The request: Go through the records and give each one again exactly.

Records supplied:
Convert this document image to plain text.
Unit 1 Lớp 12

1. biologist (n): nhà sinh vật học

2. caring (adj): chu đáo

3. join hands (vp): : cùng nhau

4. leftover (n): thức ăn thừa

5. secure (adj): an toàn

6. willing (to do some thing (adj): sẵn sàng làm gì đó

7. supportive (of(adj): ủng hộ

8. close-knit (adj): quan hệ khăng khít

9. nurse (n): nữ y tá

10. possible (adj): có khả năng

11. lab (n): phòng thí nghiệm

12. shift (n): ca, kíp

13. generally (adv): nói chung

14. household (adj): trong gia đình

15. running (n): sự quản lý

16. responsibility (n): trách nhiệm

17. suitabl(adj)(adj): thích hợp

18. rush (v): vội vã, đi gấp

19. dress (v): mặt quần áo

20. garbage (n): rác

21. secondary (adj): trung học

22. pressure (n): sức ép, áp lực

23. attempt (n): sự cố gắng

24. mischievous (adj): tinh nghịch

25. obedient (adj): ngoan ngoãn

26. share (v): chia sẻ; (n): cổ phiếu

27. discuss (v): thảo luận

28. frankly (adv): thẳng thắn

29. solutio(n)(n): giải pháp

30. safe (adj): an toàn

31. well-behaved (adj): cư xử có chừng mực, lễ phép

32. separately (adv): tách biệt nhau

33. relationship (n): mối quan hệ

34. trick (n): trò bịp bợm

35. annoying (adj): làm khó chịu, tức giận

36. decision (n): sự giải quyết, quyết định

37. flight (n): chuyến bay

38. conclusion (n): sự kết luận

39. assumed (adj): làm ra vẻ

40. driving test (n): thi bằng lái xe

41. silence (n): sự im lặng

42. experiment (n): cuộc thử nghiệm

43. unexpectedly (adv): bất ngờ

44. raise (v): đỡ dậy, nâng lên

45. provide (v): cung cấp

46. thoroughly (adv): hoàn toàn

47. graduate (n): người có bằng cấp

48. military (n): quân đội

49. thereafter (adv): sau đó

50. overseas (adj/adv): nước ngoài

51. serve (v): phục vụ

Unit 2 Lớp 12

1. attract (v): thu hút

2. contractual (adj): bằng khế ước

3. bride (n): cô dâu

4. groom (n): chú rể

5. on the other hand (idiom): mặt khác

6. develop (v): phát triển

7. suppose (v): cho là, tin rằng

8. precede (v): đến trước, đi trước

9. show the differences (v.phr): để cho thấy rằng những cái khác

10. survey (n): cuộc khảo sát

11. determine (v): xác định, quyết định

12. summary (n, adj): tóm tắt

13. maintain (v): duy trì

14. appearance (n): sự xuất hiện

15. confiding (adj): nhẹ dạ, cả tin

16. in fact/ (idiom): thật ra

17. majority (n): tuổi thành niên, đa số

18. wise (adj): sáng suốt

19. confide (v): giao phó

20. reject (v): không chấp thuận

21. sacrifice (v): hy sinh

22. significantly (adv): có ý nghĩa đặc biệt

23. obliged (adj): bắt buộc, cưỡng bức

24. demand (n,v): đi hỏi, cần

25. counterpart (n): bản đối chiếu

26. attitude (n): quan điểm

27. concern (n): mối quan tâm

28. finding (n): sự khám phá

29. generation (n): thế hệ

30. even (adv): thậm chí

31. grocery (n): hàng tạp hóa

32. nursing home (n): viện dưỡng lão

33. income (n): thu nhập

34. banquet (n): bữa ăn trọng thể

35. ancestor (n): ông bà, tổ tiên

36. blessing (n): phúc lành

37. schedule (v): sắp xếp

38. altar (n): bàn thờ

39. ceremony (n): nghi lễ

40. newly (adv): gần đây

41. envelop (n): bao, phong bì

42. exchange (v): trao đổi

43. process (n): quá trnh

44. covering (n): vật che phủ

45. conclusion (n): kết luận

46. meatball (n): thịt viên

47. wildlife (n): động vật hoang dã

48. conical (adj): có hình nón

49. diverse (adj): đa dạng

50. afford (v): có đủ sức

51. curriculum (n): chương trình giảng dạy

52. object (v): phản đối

Task solution:
Convert this document image to plain text.
Unit 1 Lớp 12

1. biologist (n): nhà sinh vật học

2. caring (adj): chu đáo

3. join hands (vp): : cùng nhau

4. leftover (n): thức ăn thừa

5. secure (adj): an toàn

6. willing (to do some thing (adj): sẵn sàng làm gì đó

7. supportive (of(adj): ủng hộ

8. close-knit (adj): quan hệ khăng khít

9. nurse (n): nữ y tá

10. possible (adj): có khả năng

11. lab (n): phòng thí nghiệm

12. shift (n): ca, kíp

13. generally (adv): nói chung

14. household (adj): trong gia đình

15. running (n): sự quản lý

16. responsibility (n): trách nhiệm

17. suitabl(adj)(adj): thích hợp

18. rush (v): vội vã, đi gấp

19. dress (v): mặt quần áo

20. garbage (n): rác

21. secondary (adj): trung học

22. pressure (n): sức ép, áp lực

23. attempt (n): sự cố gắng

24. mischievous (adj): tinh nghịch

25. obedient (adj): ngoan ngoãn

26. share (v): chia sẻ; (n): cổ phiếu

27. discuss (v): thảo luận

28. frankly (adv): thẳng thắn

29. solutio(n)(n): giải pháp

30. safe (adj): an toàn

31. well-behaved (adj): cư xử có chừng mực, lễ phép

32. separately (adv): tách biệt nhau

33. relationship (n): mối quan hệ

34. trick (n): trò bịp bợm

35. annoying (adj): làm khó chịu, tức giận

36. decision (n): sự giải quyết, quyết định

37. flight (n): chuyến bay

38. conclusion (n): sự kết luận

39. assumed (adj): làm ra vẻ

40. driving test (n): thi bằng lái xe

41. silence (n): sự im lặng

42. experiment (n): cuộc thử nghiệm

43. unexpectedly (adv): bất ngờ

44. raise (v): đỡ dậy, nâng lên

45. provide (v): cung cấp

46. thoroughly (adv): hoàn toàn

47. graduate (n): người có bằng cấp

48. military (n): quân đội

49. thereafter (adv): sau đó

50. overseas (adj/adv): nước ngoài

51. serve (v): phục vụ

Unit 2 Lớp 12

1. attract (v): thu hút

2. contractual (adj): bằng khế ước

3. bride (n): cô dâu

4. groom (n): chú rể

5. on the other hand (idiom): mặt khác

6. develop (v): phát triển

7. suppose (v): cho là, tin rằng

8. precede (v): đến trước, đi trước

9. show the differences (v.phr): để cho thấy rằng những cái khác

10. survey (n): cuộc khảo sát

11. determine (v): xác định, quyết định

12. summary (n, adj): tóm tắt

13. maintain (v): duy trì

14. appearance (n): sự xuất hiện

15. confiding (adj): nhẹ dạ, cả tin

16. in fact/ (idiom): thật ra

17. majority (n): tuổi thành niên, đa số

18. wise (adj): sáng suốt

19. confide (v): giao phó

20. reject (v): không chấp thuận

21. sacrifice (v): hy sinh

22. significantly (adv): có ý nghĩa đặc biệt

23. obliged (adj): bắt buộc, cưỡng bức

24. demand (n,v): đi hỏi, cần

25. counterpart (n): bản đối chiếu

26. attitude (n): quan điểm

27. concern (n): mối quan tâm

28. finding (n): sự khám phá

29. generation (n): thế hệ

30. even (adv): thậm chí

31. grocery (n): hàng tạp hóa

32. nursing home (n): viện dưỡng lão

33. income (n): thu nhập

34. banquet (n): bữa ăn trọng thể

35. ancestor (n): ông bà, tổ tiên

36. blessing (n): phúc lành

37. schedule (v): sắp xếp

38. altar (n): bàn thờ

39. ceremony (n): nghi lễ

40. newly (adv): gần đây

41. envelop (n): bao, phong bì

42. exchange (v): trao đổi

43. process (n): quá trnh

44. covering (n): vật che phủ

45. conclusion (n): kết luận

46. meatball (n): thịt viên

47. wildlife (n): động vật hoang dã

48. conical (adj): có hình nón

49. diverse (adj): đa dạng

50. afford (v): có đủ sức

51. curriculum (n): chương trình giảng dạy

52. object (v): phản đối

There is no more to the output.